### [The task]
Make an exact copy of the entries below with the pictures removed.
───── Extracted entries
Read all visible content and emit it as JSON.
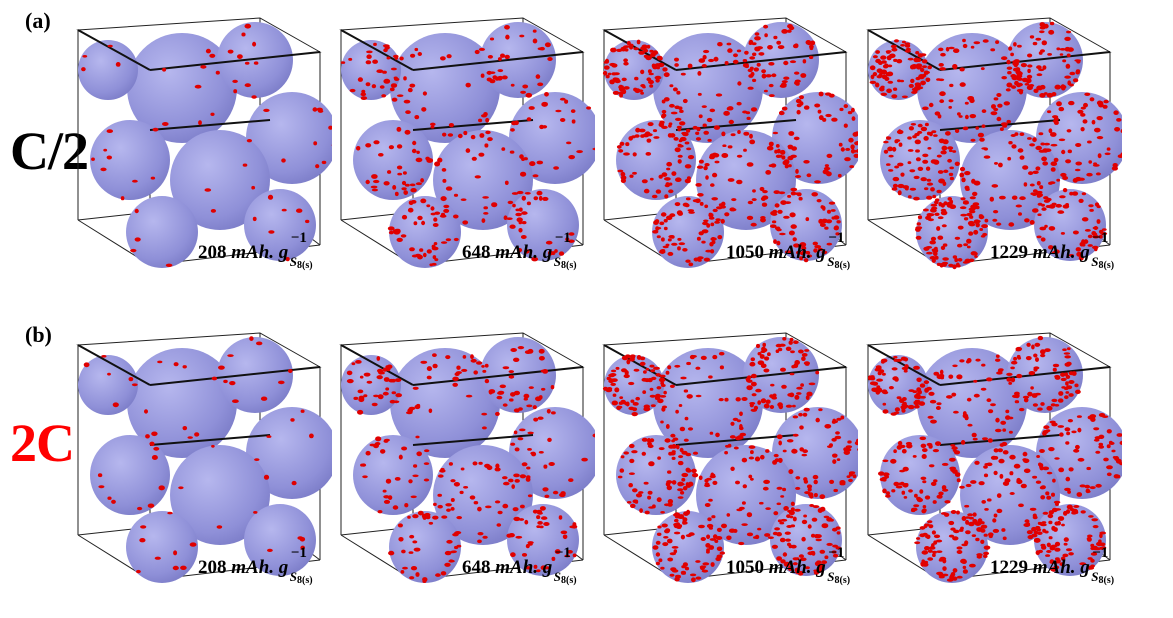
{
  "figure": {
    "rows": [
      {
        "panel": "(a)",
        "rate": "C/2",
        "rate_color": "#000000",
        "snapshots": [
          {
            "capacity": "208",
            "density": 60
          },
          {
            "capacity": "648",
            "density": 260
          },
          {
            "capacity": "1050",
            "density": 520
          },
          {
            "capacity": "1229",
            "density": 600
          }
        ]
      },
      {
        "panel": "(b)",
        "rate": "2C",
        "rate_color": "#ff0000",
        "snapshots": [
          {
            "capacity": "208",
            "density": 60
          },
          {
            "capacity": "648",
            "density": 280
          },
          {
            "capacity": "1050",
            "density": 540
          },
          {
            "capacity": "1229",
            "density": 580
          }
        ]
      }
    ],
    "unit": "mAh.",
    "unit_g": "g",
    "unit_sup": "−1",
    "unit_sub": "S",
    "unit_sub2": "8(s)",
    "colors": {
      "particle": "#8f90d8",
      "particle_shade": "#7778c4",
      "deposit": "#e00000",
      "frame": "#222222"
    }
  }
}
──────────
### [Solution for this task]
Read all visible content and emit it as JSON.
{
  "figure": {
    "rows": [
      {
        "panel": "(a)",
        "rate": "C/2",
        "rate_color": "#000000",
        "snapshots": [
          {
            "capacity": "208",
            "density": 60
          },
          {
            "capacity": "648",
            "density": 260
          },
          {
            "capacity": "1050",
            "density": 520
          },
          {
            "capacity": "1229",
            "density": 600
          }
        ]
      },
      {
        "panel": "(b)",
        "rate": "2C",
        "rate_color": "#ff0000",
        "snapshots": [
          {
            "capacity": "208",
            "density": 60
          },
          {
            "capacity": "648",
            "density": 280
          },
          {
            "capacity": "1050",
            "density": 540
          },
          {
            "capacity": "1229",
            "density": 580
          }
        ]
      }
    ],
    "unit": "mAh.",
    "unit_g": "g",
    "unit_sup": "−1",
    "unit_sub": "S",
    "unit_sub2": "8(s)",
    "colors": {
      "particle": "#8f90d8",
      "particle_shade": "#7778c4",
      "deposit": "#e00000",
      "frame": "#222222"
    }
  }
}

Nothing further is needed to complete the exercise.